[START OF Provided data]
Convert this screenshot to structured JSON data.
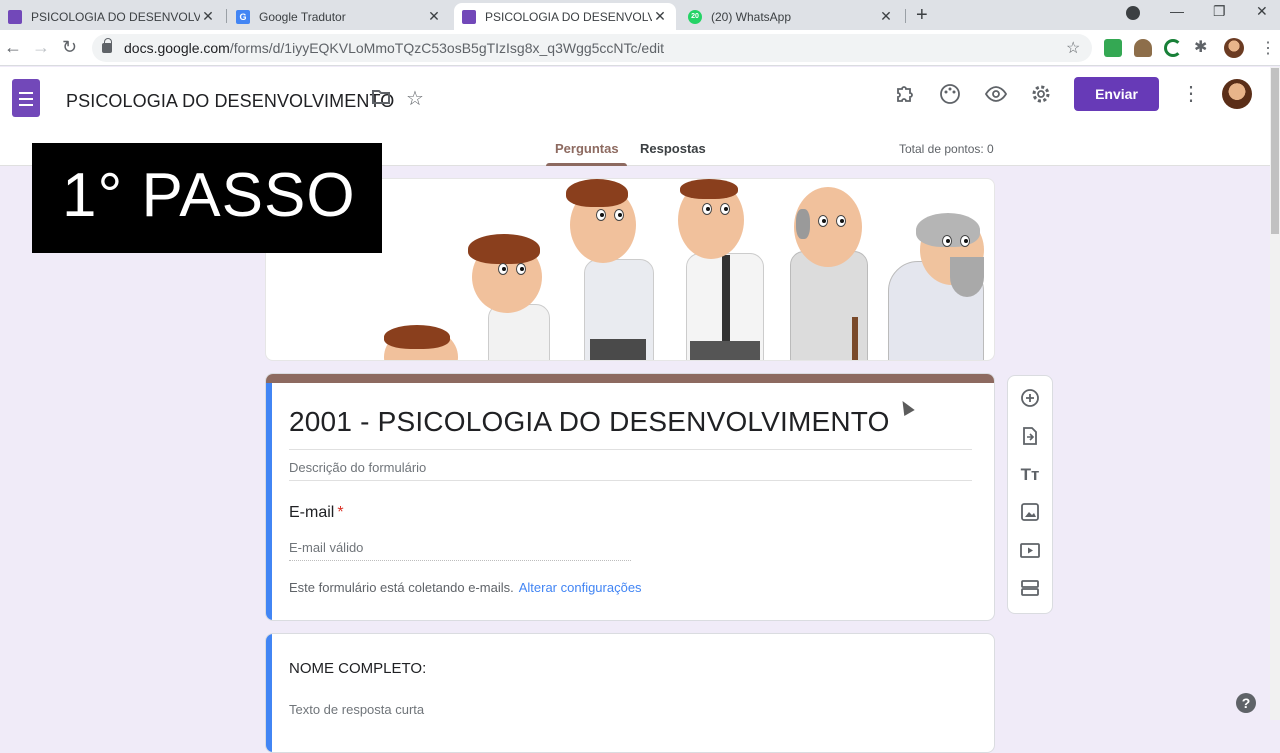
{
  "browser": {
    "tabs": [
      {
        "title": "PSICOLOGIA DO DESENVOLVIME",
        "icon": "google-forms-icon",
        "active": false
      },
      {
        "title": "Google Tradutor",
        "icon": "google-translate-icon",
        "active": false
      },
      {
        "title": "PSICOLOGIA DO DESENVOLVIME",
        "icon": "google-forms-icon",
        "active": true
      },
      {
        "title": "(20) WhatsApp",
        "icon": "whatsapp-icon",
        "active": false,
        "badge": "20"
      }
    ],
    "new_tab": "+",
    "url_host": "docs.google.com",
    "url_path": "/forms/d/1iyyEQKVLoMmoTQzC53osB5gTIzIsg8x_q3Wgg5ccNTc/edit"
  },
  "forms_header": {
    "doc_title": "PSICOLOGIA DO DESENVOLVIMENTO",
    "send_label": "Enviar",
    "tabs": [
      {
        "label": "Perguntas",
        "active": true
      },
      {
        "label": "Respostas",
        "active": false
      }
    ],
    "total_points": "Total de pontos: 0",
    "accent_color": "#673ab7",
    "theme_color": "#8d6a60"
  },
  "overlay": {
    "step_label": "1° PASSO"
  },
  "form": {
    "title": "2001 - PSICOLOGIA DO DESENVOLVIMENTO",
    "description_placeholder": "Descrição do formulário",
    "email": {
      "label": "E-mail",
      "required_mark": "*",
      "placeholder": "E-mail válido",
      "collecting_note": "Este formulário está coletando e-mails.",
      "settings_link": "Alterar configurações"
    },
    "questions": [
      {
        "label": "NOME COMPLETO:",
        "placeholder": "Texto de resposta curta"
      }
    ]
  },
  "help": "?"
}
[END OF Provided data]
> Written task:
Give the number of lines in the records that contain the string "PSICOLOGIA", and nothing besides.

> Exercise answer:
4